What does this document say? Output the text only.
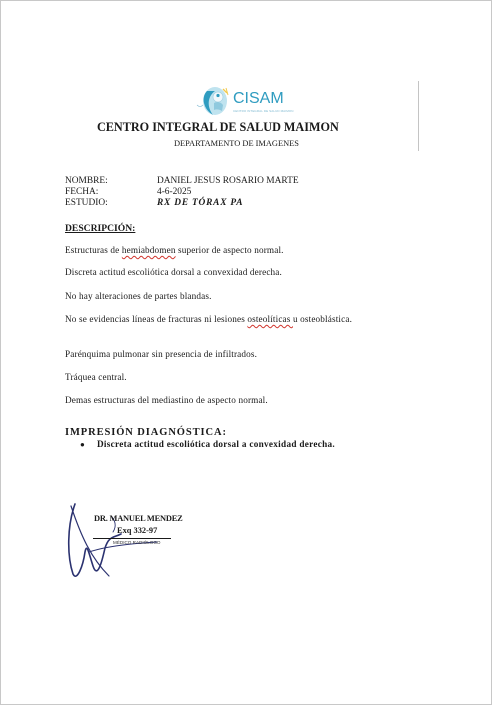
CISAM
CENTRO INTEGRAL DE SALUD MAIMON
CENTRO INTEGRAL DE SALUD MAIMON
DEPARTAMENTO DE IMAGENES
NOMBRE:	DANIEL JESUS ROSARIO MARTE
FECHA:	4-6-2025
ESTUDIO:	RX DE TÓRAX PA
DESCRIPCIÓN:
Estructuras de hemiabdomen superior de aspecto normal.
Discreta actitud escoliótica dorsal a convexidad derecha.
No hay alteraciones de partes blandas.
No se evidencias líneas de fracturas ni lesiones osteolíticas u osteoblástica.
Parénquima pulmonar sin presencia de infiltrados.
Tráquea central.
Demas estructuras del mediastino de aspecto normal.
IMPRESIÓN DIAGNÓSTICA:
● Discreta actitud escoliótica dorsal a convexidad derecha.
DR. MANUEL MENDEZ
Exq 332-97
MÉDICO RADIÓLOGO
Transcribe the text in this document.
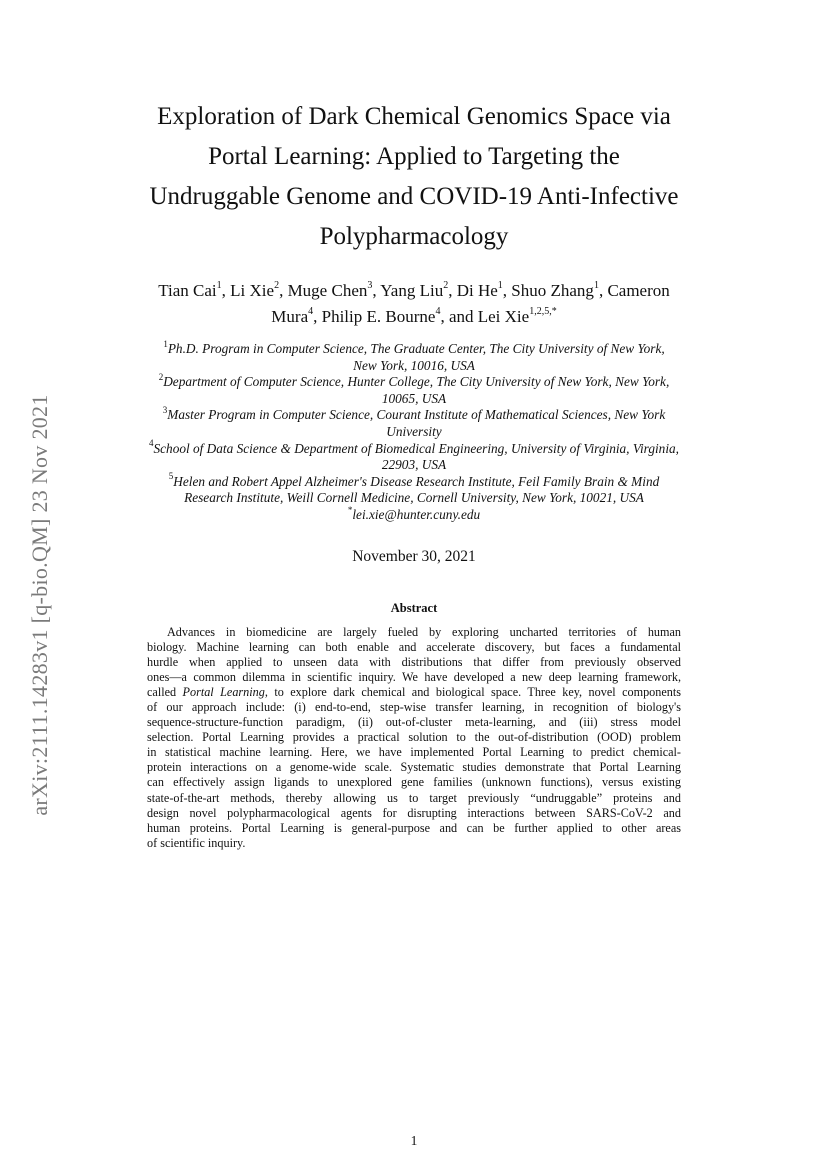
arXiv:2111.14283v1 [q-bio.QM] 23 Nov 2021
Exploration of Dark Chemical Genomics Space via
Portal Learning: Applied to Targeting the
Undruggable Genome and COVID-19 Anti-Infective
Polypharmacology
Tian Cai$^1$, Li Xie$^2$, Muge Chen$^3$, Yang Liu$^2$, Di He$^1$, Shuo Zhang$^1$, Cameron
Mura$^4$, Philip E. Bourne$^4$, and Lei Xie$^{1,2,5,*}$
$^1$Ph.D. Program in Computer Science, The Graduate Center, The City University of New York,
New York, 10016, USA
$^2$Department of Computer Science, Hunter College, The City University of New York, New York,
10065, USA
$^3$Master Program in Computer Science, Courant Institute of Mathematical Sciences, New York
University
$^4$School of Data Science & Department of Biomedical Engineering, University of Virginia, Virginia,
22903, USA
$^5$Helen and Robert Appel Alzheimer's Disease Research Institute, Feil Family Brain & Mind
Research Institute, Weill Cornell Medicine, Cornell University, New York, 10021, USA
*lei.xie@hunter.cuny.edu
November 30, 2021
Abstract
Advances in biomedicine are largely fueled by exploring uncharted territories of human
biology. Machine learning can both enable and accelerate discovery, but faces a fundamental
hurdle when applied to unseen data with distributions that differ from previously observed
ones—a common dilemma in scientific inquiry. We have developed a new deep learning framework,
called Portal Learning, to explore dark chemical and biological space. Three key, novel components
of our approach include: (i) end-to-end, step-wise transfer learning, in recognition of biology's
sequence-structure-function paradigm, (ii) out-of-cluster meta-learning, and (iii) stress model
selection. Portal Learning provides a practical solution to the out-of-distribution (OOD) problem
in statistical machine learning. Here, we have implemented Portal Learning to predict chemical-
protein interactions on a genome-wide scale. Systematic studies demonstrate that Portal Learning
can effectively assign ligands to unexplored gene families (unknown functions), versus existing
state-of-the-art methods, thereby allowing us to target previously “undruggable” proteins and
design novel polypharmacological agents for disrupting interactions between SARS-CoV-2 and
human proteins. Portal Learning is general-purpose and can be further applied to other areas
of scientific inquiry.
1
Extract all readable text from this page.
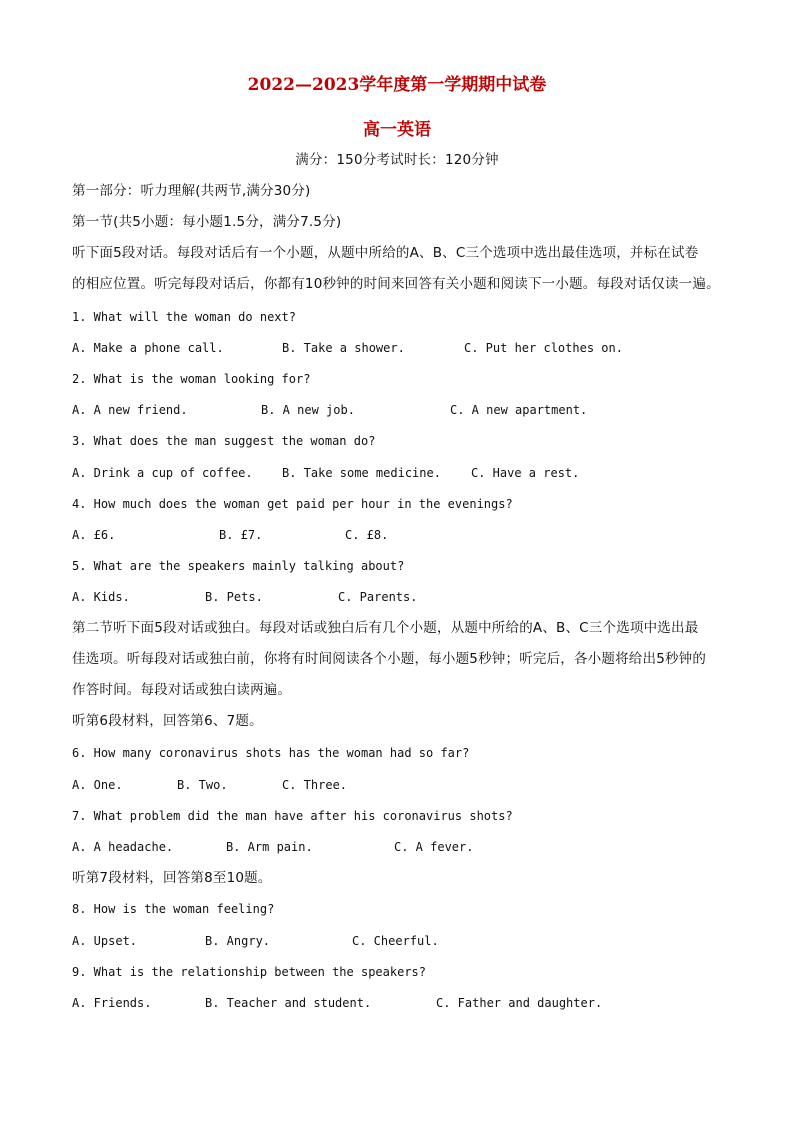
2022—2023学年度第一学期期中试卷
高一英语
满分：150分考试时长：120分钟
第一部分：听力理解(共两节,满分30分)
第一节(共5小题：每小题1.5分，满分7.5分)
听下面5段对话。每段对话后有一个小题，从题中所给的A、B、C三个选项中选出最佳选项，并标在试卷
的相应位置。听完每段对话后，你都有10秒钟的时间来回答有关小题和阅读下一小题。每段对话仅读一遍。
1. What will the woman do next?
A. Make a phone call.	B. Take a shower.	C. Put her clothes on.
2. What is the woman looking for?
A. A new friend.	B. A new job.	C. A new apartment.
3. What does the man suggest the woman do?
A. Drink a cup of coffee. B. Take some medicine.	C. Have a rest.
4. How much does the woman get paid per hour in the evenings?
A. £6.	B. £7.	C. £8.
5. What are the speakers mainly talking about?
A. Kids.	B. Pets.	C. Parents.
第二节听下面5段对话或独白。每段对话或独白后有几个小题，从题中所给的A、B、C三个选项中选出最
佳选项。听每段对话或独白前，你将有时间阅读各个小题，每小题5秒钟；听完后，各小题将给出5秒钟的
作答时间。每段对话或独白读两遍。
听第6段材料，回答第6、7题。
6. How many coronavirus shots has the woman had so far?
A. One.	B. Two.	C. Three.
7. What problem did the man have after his coronavirus shots?
A. A headache.	B. Arm pain.	C. A fever.
听第7段材料，回答第8至10题。
8. How is the woman feeling?
A. Upset.	B. Angry.	C. Cheerful.
9. What is the relationship between the speakers?
A. Friends.	B. Teacher and student.	C. Father and daughter.
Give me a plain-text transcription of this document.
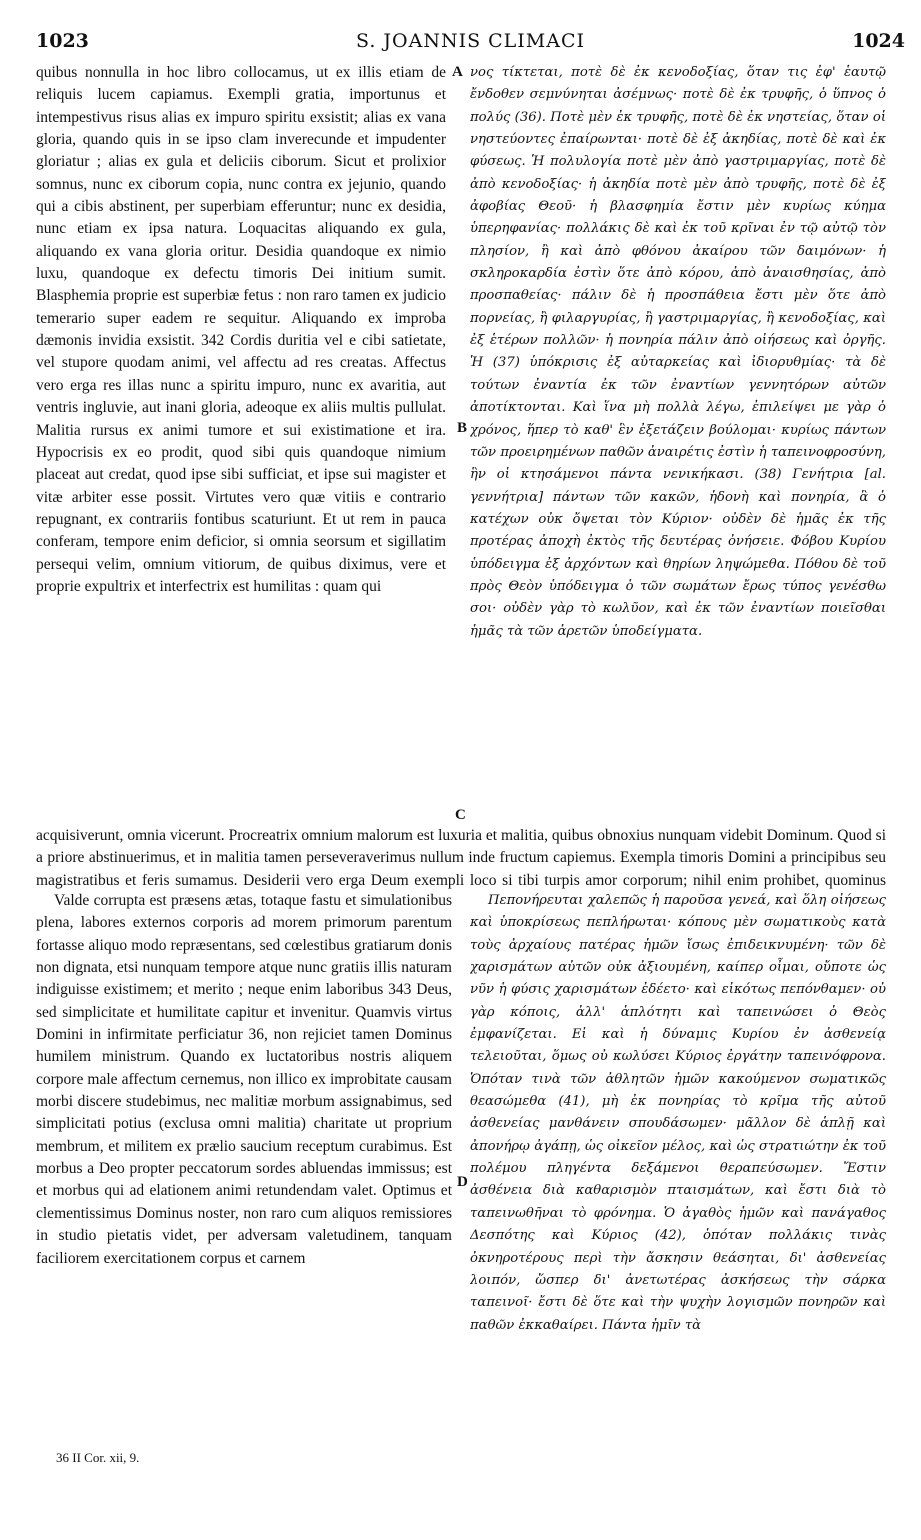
1023	S. JOANNIS CLIMACI	1024

quibus nonnulla in hoc libro collocamus, ut ex illis etiam de reliquis lucem capiamus. Exempli gratia, importunus et intempestivus risus alias ex impuro spiritu exsistit; alias ex vana gloria, quando quis in se ipso clam inverecunde et impudenter gloriatur ; alias ex gula et deliciis ciborum. Sicut et prolixior somnus, nunc ex ciborum copia, nunc contra ex jejunio, quando qui a cibis abstinent, per superbiam efferuntur; nunc ex desidia, nunc etiam ex ipsa natura. Loquacitas aliquando ex gula, aliquando ex vana gloria oritur. Desidia quandoque ex nimio luxu, quandoque ex defectu timoris Dei initium sumit. Blasphemia proprie est superbiæ fetus : non raro tamen ex judicio temerario super eadem re sequitur. Aliquando ex improba dæmonis invidia exsistit. 342 Cordis duritia vel e cibi satietate, vel stupore quodam animi, vel affectu ad res creatas. Affectus vero erga res illas nunc a spiritu impuro, nunc ex avaritia, aut ventris ingluvie, aut inani gloria, adeoque ex aliis multis pullulat. Malitia rursus ex animi tumore et sui existimatione et ira. Hypocrisis ex eo prodit, quod sibi quis quandoque nimium placeat aut credat, quod ipse sibi sufficiat, et ipse sui magister et vitæ arbiter esse possit. Virtutes vero quæ vitiis e contrario repugnant, ex contrariis fontibus scaturiunt. Et ut rem in pauca conferam, tempore enim deficior, si omnia seorsum et sigillatim persequi velim, omnium vitiorum, de quibus diximus, vere et proprie expultrix et interfectrix est humilitas : quam qui

νος τίκτεται, ποτὲ δὲ ἐκ κενοδοξίας, ὅταν τις ἐφ' ἑαυτῷ ἔνδοθεν σεμνύνηται ἀσέμνως· ποτὲ δὲ ἐκ τρυφῆς, ὁ ὕπνος ὁ πολύς (36). Ποτὲ μὲν ἐκ τρυφῆς, ποτὲ δὲ ἐκ νηστείας, ὅταν οἱ νηστεύοντες ἐπαίρωνται· ποτὲ δὲ ἐξ ἀκηδίας, ποτὲ δὲ καὶ ἐκ φύσεως. Ἡ πολυλογία ποτὲ μὲν ἀπὸ γαστριμαργίας, ποτὲ δὲ ἀπὸ κενοδοξίας· ἡ ἀκηδία ποτὲ μὲν ἀπὸ τρυφῆς, ποτὲ δὲ ἐξ ἀφοβίας Θεοῦ· ἡ βλασφημία ἔστιν μὲν κυρίως κύημα ὑπερηφανίας· πολλάκις δὲ καὶ ἐκ τοῦ κρῖναι ἐν τῷ αὐτῷ τὸν πλησίον, ἢ καὶ ἀπὸ φθόνου ἀκαίρου τῶν δαιμόνων· ἡ σκληροκαρδία ἐστὶν ὅτε ἀπὸ κόρου, ἀπὸ ἀναισθησίας, ἀπὸ προσπαθείας· πάλιν δὲ ἡ προσπάθεια ἔστι μὲν ὅτε ἀπὸ πορνείας, ἢ φιλαργυρίας, ἢ γαστριμαργίας, ἢ κενοδοξίας, καὶ ἐξ ἑτέρων πολλῶν· ἡ πονηρία πάλιν ἀπὸ οἰήσεως καὶ ὀργῆς. Ἡ (37) ὑπόκρισις ἐξ αὐταρκείας καὶ ἰδιορυθμίας· τὰ δὲ τούτων ἐναντία ἐκ τῶν ἐναντίων γεννητόρων αὐτῶν ἀποτίκτονται. Καὶ ἵνα μὴ πολλὰ λέγω, ἐπιλείψει με γὰρ ὁ χρόνος, ἥπερ τὸ καθ' ἓν ἐξετάζειν βούλομαι· κυρίως πάντων τῶν προειρημένων παθῶν ἀναιρέτις ἐστὶν ἡ ταπεινοφροσύνη, ἣν οἱ κτησάμενοι πάντα νενικήκασι. (38) Γενήτρια [al. γεννήτρια] πάντων τῶν κακῶν, ἡδονὴ καὶ πονηρία, ἃ ὁ κατέχων οὐκ ὄψεται τὸν Κύριον· οὐδὲν δὲ ἡμᾶς ἐκ τῆς προτέρας ἀποχὴ ἐκτὸς τῆς δευτέρας ὀνήσειε. Φόβου Κυρίου ὑπόδειγμα ἐξ ἀρχόντων καὶ θηρίων ληψώμεθα. Πόθου δὲ τοῦ πρὸς Θεὸν ὑπόδειγμα ὁ τῶν σωμάτων ἔρως τύπος γενέσθω σοι· οὐδὲν γὰρ τὸ κωλῦον, καὶ ἐκ τῶν ἐναντίων ποιεῖσθαι ἡμᾶς τὰ τῶν ἀρετῶν ὑποδείγματα.

A
B
C
D

acquisiverunt, omnia vicerunt. Procreatrix omnium malorum est luxuria et malitia, quibus obnoxius nunquam videbit Dominum. Quod si a priore abstinuerimus, et in malitia tamen perseveraverimus nullum inde fructum capiemus. Exempla timoris Domini a principibus seu magistratibus et feris sumamus. Desiderii vero erga Deum exempli loco si tibi turpis amor corporum; nihil enim prohibet, quominus

Valde corrupta est præsens ætas, totaque fastu et simulationibus plena, labores externos corporis ad morem primorum parentum fortasse aliquo modo repræsentans, sed cœlestibus gratiarum donis non dignata, etsi nunquam tempore atque nunc gratiis illis naturam indiguisse existimem; et merito ; neque enim laboribus 343 Deus, sed simplicitate et humilitate capitur et invenitur. Quamvis virtus Domini in infirmitate perficiatur 36, non rejiciet tamen Dominus humilem ministrum. Quando ex luctatoribus nostris aliquem corpore male affectum cernemus, non illico ex improbitate causam morbi discere studebimus, nec malitiæ morbum assignabimus, sed simplicitati potius (exclusa omni malitia) charitate ut proprium membrum, et militem ex prælio saucium receptum curabimus. Est morbus a Deo propter peccatorum sordes abluendas immissus; est et morbus qui ad elationem animi retundendam valet. Optimus et clementissimus Dominus noster, non raro cum aliquos remissiores in studio pietatis videt, per adversam valetudinem, tanquam faciliorem exercitationem corpus et carnem

Πεπονήρευται χαλεπῶς ἡ παροῦσα γενεά, καὶ ὅλη οἰήσεως καὶ ὑποκρίσεως πεπλήρωται· κόπους μὲν σωματικοὺς κατὰ τοὺς ἀρχαίους πατέρας ἡμῶν ἴσως ἐπιδεικνυμένη· τῶν δὲ χαρισμάτων αὐτῶν οὐκ ἀξιουμένη, καίπερ οἶμαι, οὔποτε ὡς νῦν ἡ φύσις χαρισμάτων ἐδέετο· καὶ εἰκότως πεπόνθαμεν· οὐ γὰρ κόποις, ἀλλ' ἁπλότητι καὶ ταπεινώσει ὁ Θεὸς ἐμφανίζεται. Εἰ καὶ ἡ δύναμις Κυρίου ἐν ἀσθενείᾳ τελειοῦται, ὅμως οὐ κωλύσει Κύριος ἐργάτην ταπεινόφρονα. Ὁπόταν τινὰ τῶν ἀθλητῶν ἡμῶν κακούμενον σωματικῶς θεασώμεθα (41), μὴ ἐκ πονηρίας τὸ κρῖμα τῆς αὐτοῦ ἀσθενείας μανθάνειν σπουδάσωμεν· μᾶλλον δὲ ἁπλῇ καὶ ἀπονήρῳ ἀγάπῃ, ὡς οἰκεῖον μέλος, καὶ ὡς στρατιώτην ἐκ τοῦ πολέμου πληγέντα δεξάμενοι θεραπεύσωμεν. Ἔστιν ἀσθένεια διὰ καθαρισμὸν πταισμάτων, καὶ ἔστι διὰ τὸ ταπεινωθῆναι τὸ φρόνημα. Ὁ ἀγαθὸς ἡμῶν καὶ πανάγαθος Δεσπότης καὶ Κύριος (42), ὁπόταν πολλάκις τινὰς ὀκνηροτέρους περὶ τὴν ἄσκησιν θεάσηται, δι' ἀσθενείας λοιπόν, ὥσπερ δι' ἀνετωτέρας ἀσκήσεως τὴν σάρκα ταπεινοῖ· ἔστι δὲ ὅτε καὶ τὴν ψυχὴν λογισμῶν πονηρῶν καὶ παθῶν ἐκκαθαίρει. Πάντα ἡμῖν τὰ

36 II Cor. xii, 9.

********************

> **WHAT THE EXERCISE ASKS**: Look through the records and gather every line containing "aspecto".

> **THE COMPLETED TASK**:
Estructuras de hemiabdomen superior de aspecto normal.
Demas estructuras del mediastino de aspecto normal.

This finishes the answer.